- _STATED PROBLEM_: Reproduce the entire listing word for word.

++++ MATERIALS PROVIDED ++++

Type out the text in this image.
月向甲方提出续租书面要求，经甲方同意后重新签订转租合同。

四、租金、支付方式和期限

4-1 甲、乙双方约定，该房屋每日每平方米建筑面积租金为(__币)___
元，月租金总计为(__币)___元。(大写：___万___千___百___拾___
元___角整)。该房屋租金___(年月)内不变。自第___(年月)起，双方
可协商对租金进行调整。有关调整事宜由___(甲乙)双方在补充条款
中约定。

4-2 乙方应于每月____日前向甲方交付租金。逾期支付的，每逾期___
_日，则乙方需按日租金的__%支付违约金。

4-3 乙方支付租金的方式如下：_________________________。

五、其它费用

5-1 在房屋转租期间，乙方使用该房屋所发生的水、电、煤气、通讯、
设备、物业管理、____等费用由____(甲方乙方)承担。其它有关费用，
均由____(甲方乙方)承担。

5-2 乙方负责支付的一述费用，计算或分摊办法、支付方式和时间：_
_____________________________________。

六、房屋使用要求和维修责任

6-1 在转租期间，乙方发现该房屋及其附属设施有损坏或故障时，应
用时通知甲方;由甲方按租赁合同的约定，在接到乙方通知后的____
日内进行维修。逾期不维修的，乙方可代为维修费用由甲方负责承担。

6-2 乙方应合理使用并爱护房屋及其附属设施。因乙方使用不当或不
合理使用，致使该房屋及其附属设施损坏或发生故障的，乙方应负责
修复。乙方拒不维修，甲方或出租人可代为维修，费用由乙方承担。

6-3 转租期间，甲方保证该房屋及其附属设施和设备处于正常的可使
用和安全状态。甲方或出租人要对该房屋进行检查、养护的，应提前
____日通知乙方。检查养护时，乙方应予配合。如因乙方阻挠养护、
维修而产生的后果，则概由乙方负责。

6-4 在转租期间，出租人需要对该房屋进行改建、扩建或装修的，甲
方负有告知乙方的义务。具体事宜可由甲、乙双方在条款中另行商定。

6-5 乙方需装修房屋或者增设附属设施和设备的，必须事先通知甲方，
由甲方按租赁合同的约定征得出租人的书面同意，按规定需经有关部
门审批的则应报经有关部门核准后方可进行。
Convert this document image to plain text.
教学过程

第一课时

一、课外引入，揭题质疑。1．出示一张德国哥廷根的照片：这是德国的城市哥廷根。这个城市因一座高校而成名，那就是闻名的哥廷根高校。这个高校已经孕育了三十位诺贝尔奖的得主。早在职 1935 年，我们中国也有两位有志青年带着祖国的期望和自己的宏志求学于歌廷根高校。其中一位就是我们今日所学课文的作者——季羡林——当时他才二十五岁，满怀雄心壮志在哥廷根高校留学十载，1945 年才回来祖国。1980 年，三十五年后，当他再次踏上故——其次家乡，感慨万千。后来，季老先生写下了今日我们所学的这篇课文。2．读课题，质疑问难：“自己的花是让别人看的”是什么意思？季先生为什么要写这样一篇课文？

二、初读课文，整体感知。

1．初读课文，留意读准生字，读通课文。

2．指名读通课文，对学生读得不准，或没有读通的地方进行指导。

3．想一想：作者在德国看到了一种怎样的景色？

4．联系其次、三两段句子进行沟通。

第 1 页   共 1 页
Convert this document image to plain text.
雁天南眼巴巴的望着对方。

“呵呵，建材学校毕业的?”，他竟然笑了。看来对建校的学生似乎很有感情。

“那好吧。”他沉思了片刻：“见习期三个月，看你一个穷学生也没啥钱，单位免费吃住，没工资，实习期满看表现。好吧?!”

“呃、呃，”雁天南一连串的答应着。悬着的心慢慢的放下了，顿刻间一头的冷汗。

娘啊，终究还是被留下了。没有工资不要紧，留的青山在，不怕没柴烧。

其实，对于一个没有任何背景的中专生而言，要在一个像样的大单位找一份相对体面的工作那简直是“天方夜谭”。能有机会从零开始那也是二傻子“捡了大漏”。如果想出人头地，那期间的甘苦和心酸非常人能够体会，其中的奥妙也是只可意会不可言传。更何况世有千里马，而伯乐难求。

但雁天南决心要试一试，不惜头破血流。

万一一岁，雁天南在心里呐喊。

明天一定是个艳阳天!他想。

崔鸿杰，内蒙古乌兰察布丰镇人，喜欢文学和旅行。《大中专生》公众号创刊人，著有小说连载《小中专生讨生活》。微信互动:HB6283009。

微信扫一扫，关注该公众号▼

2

++++

- _FULL OUTPUT_:
Type out the text in this image.
月向甲方提出续租书面要求，经甲方同意后重新签订转租合同。

四、租金、支付方式和期限

4-1 甲、乙双方约定，该房屋每日每平方米建筑面积租金为(__币)___
元，月租金总计为(__币)___元。(大写：___万___千___百___拾___
元___角整)。该房屋租金___(年月)内不变。自第___(年月)起，双方
可协商对租金进行调整。有关调整事宜由___(甲乙)双方在补充条款
中约定。

4-2 乙方应于每月____日前向甲方交付租金。逾期支付的，每逾期___
_日，则乙方需按日租金的__%支付违约金。

4-3 乙方支付租金的方式如下：_________________________。

五、其它费用

5-1 在房屋转租期间，乙方使用该房屋所发生的水、电、煤气、通讯、
设备、物业管理、____等费用由____(甲方乙方)承担。其它有关费用，
均由____(甲方乙方)承担。

5-2 乙方负责支付的一述费用，计算或分摊办法、支付方式和时间：_
_____________________________________。

六、房屋使用要求和维修责任

6-1 在转租期间，乙方发现该房屋及其附属设施有损坏或故障时，应
用时通知甲方;由甲方按租赁合同的约定，在接到乙方通知后的____
日内进行维修。逾期不维修的，乙方可代为维修费用由甲方负责承担。

6-2 乙方应合理使用并爱护房屋及其附属设施。因乙方使用不当或不
合理使用，致使该房屋及其附属设施损坏或发生故障的，乙方应负责
修复。乙方拒不维修，甲方或出租人可代为维修，费用由乙方承担。

6-3 转租期间，甲方保证该房屋及其附属设施和设备处于正常的可使
用和安全状态。甲方或出租人要对该房屋进行检查、养护的，应提前
____日通知乙方。检查养护时，乙方应予配合。如因乙方阻挠养护、
维修而产生的后果，则概由乙方负责。

6-4 在转租期间，出租人需要对该房屋进行改建、扩建或装修的，甲
方负有告知乙方的义务。具体事宜可由甲、乙双方在条款中另行商定。

6-5 乙方需装修房屋或者增设附属设施和设备的，必须事先通知甲方，
由甲方按租赁合同的约定征得出租人的书面同意，按规定需经有关部
门审批的则应报经有关部门核准后方可进行。
Convert this document image to plain text.
教学过程

第一课时

一、课外引入，揭题质疑。1．出示一张德国哥廷根的照片：这是德国的城市哥廷根。这个城市因一座高校而成名，那就是闻名的哥廷根高校。这个高校已经孕育了三十位诺贝尔奖的得主。早在职 1935 年，我们中国也有两位有志青年带着祖国的期望和自己的宏志求学于歌廷根高校。其中一位就是我们今日所学课文的作者——季羡林——当时他才二十五岁，满怀雄心壮志在哥廷根高校留学十载，1945 年才回来祖国。1980 年，三十五年后，当他再次踏上故——其次家乡，感慨万千。后来，季老先生写下了今日我们所学的这篇课文。2．读课题，质疑问难：“自己的花是让别人看的”是什么意思？季先生为什么要写这样一篇课文？

二、初读课文，整体感知。

1．初读课文，留意读准生字，读通课文。

2．指名读通课文，对学生读得不准，或没有读通的地方进行指导。

3．想一想：作者在德国看到了一种怎样的景色？

4．联系其次、三两段句子进行沟通。

第 1 页   共 1 页
Convert this document image to plain text.
雁天南眼巴巴的望着对方。

“呵呵，建材学校毕业的?”，他竟然笑了。看来对建校的学生似乎很有感情。

“那好吧。”他沉思了片刻：“见习期三个月，看你一个穷学生也没啥钱，单位免费吃住，没工资，实习期满看表现。好吧?!”

“呃、呃，”雁天南一连串的答应着。悬着的心慢慢的放下了，顿刻间一头的冷汗。

娘啊，终究还是被留下了。没有工资不要紧，留的青山在，不怕没柴烧。

其实，对于一个没有任何背景的中专生而言，要在一个像样的大单位找一份相对体面的工作那简直是“天方夜谭”。能有机会从零开始那也是二傻子“捡了大漏”。如果想出人头地，那期间的甘苦和心酸非常人能够体会，其中的奥妙也是只可意会不可言传。更何况世有千里马，而伯乐难求。

但雁天南决心要试一试，不惜头破血流。

万一一岁，雁天南在心里呐喊。

明天一定是个艳阳天!他想。

崔鸿杰，内蒙古乌兰察布丰镇人，喜欢文学和旅行。《大中专生》公众号创刊人，著有小说连载《小中专生讨生活》。微信互动:HB6283009。

微信扫一扫，关注该公众号▼

2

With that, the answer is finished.